Salud, Renta Básica Universal e Incondicional y derechos humanos

África Gómez Lucena

La Renta Básica Universal e Incondicional (RBUI) es una propuesta importante para mejorar la salud de la mayor parte de la población. La salud y la RBUI son derechos humanos reconocidos internacionalmente (la RBUI como derecho emergente) e íntimamente relacionados, pues sin un mínimo de garantía económica es imposible mantener un buen estado de salud.

La salud comprende aspectos bio-psico-sociales de la persona, pues ésta es un todo, como ya recalcó la Conferencia de Alma Ata (1978), que impulsó “Salud para todos en el año 2000” como un horizonte posible.

La salud no es solo curar, también es prevenir enfermedades, y es posible prevenirlas disminuyendo la pobreza, estrés, mala alimentación, tabaco, alcohol, inactividad física, etc. Las enfermedades de causa social (incluidas las mentales) son las que mayor discapacidad provocan.

España es el 3º país de la UE en desigualdad. Casi 5 millones de personas viven en situación de pobreza severa, que les resta esperanza de vida y buena salud. Principalmente son personas con discapacidad, pensionistas, menores y migrantes.

Somos el país europeo con más problemas de salud mental, especialmente entre la juventud, por falta de oportunidades y de futuro. El suicidio es la 1ª causa de mortalidad en jóvenes.

La “pobreza intergeneracional” supone que el 35% de las niñas y niños en familias pobres serán pobres de adultas, un 40% tendrá problemas para acceder a vivienda, un 60% solo tendrá educación obligatoria y el 45% un trabajo de poca cualificación.

La pobreza de las mujeres es “estructural”: 70% de personas pobres y analfabetas en el mundo y en España son mujeres. El patriarcado se alía con el capitalismo para adjudicarles un lugar subalterno en la sociedad. Han estado excluidas de la educación y se las ha invisibilizado. Se las cosifica y se promocionan estereotipos de belleza insanos, se normaliza la brecha salarial de género y la violencia como una triste realidad. La prostitución y los vientres de alquiler se nutren de ello.

Aún hoy los cuidados recaen principalmente sobre las mujeres, restándoles posibilidades de promoción laboral, mayores ingresos, etc. Tienen más dificultades en relación a la vivienda: 40% de desahucios ocurren en mujeres con menores a cargo, el 74% de personas “okupas” son mujeres.

Todo ello les socava su autoestima, produce malestares, depresión, insomnio, etc. Consumen más analgésicos, ansiolíticos, hipnóticos y antidepresivos que los hombres. Si las mujeres tuvieran independencia económica, podrían decidir sobre sus vidas.

Su invisibilización en los estudios de salud, donde los factores de riesgo/protectores para hombres se extrapolan a mujeres, causan errores médicos.
□ □ □ □ □ □ □
**Tareas por realizar:**
[A] Indica si cada afirmación concuerda con el texto sobre salud y renta básica: (i) España ocupa el tercer puesto de la UE en desigualdad; (ii) el suicidio es la segunda causa de mortalidad en jóvenes; (iii) las mujeres consumen menos analgésicos que los hombres. Responde sí o no y cita literalmente las palabras decisivas del texto.
[B] Transcribe del texto sobre salud y renta básica todo el fragmento que va desde "Aún hoy los" hasta "causan errores médicos.", ambos incluidos.

Datos de segmentación de la página:
□ □ □ □ □ □ □
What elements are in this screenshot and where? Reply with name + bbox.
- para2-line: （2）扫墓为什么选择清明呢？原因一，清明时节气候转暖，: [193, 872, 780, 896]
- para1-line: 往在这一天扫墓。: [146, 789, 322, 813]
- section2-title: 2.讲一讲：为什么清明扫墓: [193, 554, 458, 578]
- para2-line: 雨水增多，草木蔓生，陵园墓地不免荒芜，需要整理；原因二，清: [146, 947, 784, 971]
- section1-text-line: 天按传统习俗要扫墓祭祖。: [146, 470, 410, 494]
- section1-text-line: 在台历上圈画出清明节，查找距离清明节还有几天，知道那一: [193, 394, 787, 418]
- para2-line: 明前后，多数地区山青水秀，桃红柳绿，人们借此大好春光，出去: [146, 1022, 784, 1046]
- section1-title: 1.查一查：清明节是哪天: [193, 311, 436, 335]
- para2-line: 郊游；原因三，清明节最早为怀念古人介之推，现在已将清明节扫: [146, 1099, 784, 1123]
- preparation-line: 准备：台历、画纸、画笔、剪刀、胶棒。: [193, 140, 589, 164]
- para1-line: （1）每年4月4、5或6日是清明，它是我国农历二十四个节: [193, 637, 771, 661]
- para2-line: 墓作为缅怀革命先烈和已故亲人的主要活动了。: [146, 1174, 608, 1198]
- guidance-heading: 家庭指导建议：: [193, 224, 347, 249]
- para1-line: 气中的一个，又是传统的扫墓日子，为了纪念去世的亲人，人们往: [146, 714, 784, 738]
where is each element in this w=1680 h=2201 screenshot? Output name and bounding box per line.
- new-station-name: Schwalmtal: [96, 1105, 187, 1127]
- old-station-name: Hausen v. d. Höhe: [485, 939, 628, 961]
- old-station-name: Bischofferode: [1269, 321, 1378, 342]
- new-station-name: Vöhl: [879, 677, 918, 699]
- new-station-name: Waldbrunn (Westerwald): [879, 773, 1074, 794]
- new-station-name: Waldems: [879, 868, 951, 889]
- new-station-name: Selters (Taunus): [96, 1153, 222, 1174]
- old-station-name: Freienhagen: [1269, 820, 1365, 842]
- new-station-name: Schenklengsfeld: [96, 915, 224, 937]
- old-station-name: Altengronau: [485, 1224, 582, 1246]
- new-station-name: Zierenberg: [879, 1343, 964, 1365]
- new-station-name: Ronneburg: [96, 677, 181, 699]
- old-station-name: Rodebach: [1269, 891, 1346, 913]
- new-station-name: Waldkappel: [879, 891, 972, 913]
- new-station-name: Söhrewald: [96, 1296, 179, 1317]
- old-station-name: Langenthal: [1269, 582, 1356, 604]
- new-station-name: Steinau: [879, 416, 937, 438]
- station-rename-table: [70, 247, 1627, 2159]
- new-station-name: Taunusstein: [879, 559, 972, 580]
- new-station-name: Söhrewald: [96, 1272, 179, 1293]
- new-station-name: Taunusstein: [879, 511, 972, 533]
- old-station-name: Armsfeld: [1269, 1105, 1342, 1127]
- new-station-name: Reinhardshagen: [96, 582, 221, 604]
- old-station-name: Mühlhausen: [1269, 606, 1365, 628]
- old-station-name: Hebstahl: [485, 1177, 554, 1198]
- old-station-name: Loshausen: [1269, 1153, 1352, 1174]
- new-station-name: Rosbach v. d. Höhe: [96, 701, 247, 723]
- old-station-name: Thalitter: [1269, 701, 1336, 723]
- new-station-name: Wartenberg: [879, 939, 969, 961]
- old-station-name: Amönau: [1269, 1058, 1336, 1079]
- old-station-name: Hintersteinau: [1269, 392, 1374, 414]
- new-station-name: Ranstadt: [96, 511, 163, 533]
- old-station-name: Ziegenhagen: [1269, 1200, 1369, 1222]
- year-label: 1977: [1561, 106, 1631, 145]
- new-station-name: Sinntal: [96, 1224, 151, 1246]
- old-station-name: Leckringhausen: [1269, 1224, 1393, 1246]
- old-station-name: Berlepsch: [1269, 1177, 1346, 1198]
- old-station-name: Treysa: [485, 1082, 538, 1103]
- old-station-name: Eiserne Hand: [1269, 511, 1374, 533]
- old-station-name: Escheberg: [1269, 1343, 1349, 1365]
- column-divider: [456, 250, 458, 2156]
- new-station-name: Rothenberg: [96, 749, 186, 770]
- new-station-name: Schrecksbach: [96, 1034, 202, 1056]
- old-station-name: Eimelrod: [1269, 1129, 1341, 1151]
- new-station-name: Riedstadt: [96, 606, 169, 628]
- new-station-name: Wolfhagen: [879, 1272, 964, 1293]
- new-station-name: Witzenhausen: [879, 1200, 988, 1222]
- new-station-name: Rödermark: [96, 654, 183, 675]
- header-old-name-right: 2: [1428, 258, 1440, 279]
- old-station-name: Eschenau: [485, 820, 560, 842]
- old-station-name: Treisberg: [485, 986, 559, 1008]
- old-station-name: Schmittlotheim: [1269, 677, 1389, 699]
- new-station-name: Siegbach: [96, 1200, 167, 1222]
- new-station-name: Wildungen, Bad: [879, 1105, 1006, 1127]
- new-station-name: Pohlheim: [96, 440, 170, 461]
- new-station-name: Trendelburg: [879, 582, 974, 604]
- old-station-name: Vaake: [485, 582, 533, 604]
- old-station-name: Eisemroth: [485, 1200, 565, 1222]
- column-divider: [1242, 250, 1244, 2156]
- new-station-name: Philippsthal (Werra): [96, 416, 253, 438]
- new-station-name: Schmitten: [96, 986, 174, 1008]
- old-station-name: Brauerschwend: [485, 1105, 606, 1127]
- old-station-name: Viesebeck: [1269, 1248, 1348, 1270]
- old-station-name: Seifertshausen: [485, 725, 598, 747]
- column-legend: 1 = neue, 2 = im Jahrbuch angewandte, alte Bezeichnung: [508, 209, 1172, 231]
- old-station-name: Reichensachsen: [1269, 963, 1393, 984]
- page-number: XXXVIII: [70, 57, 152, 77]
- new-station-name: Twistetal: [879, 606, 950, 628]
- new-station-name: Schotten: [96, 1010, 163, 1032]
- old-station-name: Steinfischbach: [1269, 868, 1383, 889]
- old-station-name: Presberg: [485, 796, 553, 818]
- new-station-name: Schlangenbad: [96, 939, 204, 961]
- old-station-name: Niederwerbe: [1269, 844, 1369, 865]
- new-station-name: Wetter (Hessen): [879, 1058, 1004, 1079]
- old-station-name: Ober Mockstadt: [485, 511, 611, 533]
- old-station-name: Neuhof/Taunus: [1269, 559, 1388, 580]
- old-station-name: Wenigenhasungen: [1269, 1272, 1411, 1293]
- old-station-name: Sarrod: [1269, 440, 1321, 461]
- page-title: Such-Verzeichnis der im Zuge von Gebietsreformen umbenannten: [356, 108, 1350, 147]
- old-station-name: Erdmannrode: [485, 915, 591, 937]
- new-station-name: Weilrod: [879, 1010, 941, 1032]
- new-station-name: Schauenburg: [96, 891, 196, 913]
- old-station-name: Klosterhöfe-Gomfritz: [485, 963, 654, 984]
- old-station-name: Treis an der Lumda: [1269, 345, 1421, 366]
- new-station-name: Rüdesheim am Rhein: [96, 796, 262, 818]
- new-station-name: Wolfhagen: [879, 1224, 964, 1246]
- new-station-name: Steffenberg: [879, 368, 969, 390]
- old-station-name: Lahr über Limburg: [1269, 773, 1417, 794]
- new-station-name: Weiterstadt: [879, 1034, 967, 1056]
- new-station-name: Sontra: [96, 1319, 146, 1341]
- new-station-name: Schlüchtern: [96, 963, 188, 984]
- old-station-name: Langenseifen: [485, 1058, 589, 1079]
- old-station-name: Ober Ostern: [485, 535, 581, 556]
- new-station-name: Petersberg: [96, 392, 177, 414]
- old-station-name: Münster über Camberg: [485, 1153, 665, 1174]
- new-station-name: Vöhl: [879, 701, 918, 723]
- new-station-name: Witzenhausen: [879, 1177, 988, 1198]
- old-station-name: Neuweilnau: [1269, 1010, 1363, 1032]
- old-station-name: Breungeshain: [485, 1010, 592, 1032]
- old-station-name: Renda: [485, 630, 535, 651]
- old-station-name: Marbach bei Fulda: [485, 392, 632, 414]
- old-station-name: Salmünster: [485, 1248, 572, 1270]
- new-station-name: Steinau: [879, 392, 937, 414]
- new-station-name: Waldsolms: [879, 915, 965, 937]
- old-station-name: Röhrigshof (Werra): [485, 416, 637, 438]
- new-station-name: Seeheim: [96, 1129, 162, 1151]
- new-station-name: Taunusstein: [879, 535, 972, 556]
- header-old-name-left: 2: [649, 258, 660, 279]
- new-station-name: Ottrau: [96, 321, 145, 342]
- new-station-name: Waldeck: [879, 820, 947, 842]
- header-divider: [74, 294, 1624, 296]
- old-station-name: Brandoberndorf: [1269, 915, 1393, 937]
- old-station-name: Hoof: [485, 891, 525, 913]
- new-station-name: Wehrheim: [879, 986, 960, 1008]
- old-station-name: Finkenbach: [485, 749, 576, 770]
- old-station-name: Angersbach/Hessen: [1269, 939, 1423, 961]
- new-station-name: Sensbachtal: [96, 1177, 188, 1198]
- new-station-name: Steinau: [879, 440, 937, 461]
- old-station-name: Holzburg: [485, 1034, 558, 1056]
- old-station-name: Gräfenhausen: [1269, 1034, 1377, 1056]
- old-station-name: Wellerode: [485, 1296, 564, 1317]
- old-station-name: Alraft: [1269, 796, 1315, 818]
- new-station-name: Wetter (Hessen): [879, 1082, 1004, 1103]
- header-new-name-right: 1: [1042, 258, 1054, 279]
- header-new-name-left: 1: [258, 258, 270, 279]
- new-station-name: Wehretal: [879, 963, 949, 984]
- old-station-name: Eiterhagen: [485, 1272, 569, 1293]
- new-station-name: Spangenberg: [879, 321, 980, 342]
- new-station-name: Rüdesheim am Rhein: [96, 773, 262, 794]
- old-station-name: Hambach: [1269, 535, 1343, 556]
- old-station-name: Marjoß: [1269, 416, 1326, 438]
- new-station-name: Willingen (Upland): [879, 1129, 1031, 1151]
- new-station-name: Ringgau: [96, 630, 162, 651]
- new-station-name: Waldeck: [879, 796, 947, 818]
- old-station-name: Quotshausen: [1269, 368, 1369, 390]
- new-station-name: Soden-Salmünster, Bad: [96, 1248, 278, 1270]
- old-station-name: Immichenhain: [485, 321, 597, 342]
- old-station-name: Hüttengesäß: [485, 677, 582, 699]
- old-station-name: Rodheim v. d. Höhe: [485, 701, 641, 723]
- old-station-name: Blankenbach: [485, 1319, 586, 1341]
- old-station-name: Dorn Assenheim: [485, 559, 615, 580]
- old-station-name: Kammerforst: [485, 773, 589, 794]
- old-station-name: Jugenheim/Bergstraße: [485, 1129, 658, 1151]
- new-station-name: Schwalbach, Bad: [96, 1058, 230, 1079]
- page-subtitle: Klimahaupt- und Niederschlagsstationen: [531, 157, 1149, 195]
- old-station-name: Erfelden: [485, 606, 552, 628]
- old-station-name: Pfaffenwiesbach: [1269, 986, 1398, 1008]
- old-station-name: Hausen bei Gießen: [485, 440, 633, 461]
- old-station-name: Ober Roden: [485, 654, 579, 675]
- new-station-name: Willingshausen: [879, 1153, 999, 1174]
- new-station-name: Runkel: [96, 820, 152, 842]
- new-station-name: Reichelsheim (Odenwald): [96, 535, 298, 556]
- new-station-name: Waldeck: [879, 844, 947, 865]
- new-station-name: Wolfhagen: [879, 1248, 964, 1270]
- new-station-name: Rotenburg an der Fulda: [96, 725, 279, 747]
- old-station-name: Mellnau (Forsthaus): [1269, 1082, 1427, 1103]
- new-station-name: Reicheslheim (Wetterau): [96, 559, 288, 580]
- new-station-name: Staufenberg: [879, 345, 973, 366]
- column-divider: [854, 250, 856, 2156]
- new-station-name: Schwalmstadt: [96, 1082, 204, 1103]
□ □ □ □ □ □ □
**Respuestas redactadas:**
[A]
(i) Sí: "España es el 3º país de la UE en desigualdad."
(ii) No: "El suicidio es la 1ª causa de mortalidad en jóvenes."
(iii) No: "Consumen más analgésicos, ansiolíticos, hipnóticos y antidepresivos que los hombres."

[B]
Aún hoy los cuidados recaen principalmente sobre las mujeres, restándoles posibilidades de promoción laboral, mayores ingresos, etc. Tienen más dificultades en relación a la vivienda: 40% de desahucios ocurren en mujeres con menores a cargo, el 74% de personas “okupas” son mujeres.

Todo ello les socava su autoestima, produce malestares, depresión, insomnio, etc. Consumen más analgésicos, ansiolíticos, hipnóticos y antidepresivos que los hombres. Si las mujeres tuvieran independencia económica, podrían decidir sobre sus vidas.

Su invisibilización en los estudios de salud, donde los factores de riesgo/protectores para hombres se extrapolan a mujeres, causan errores médicos.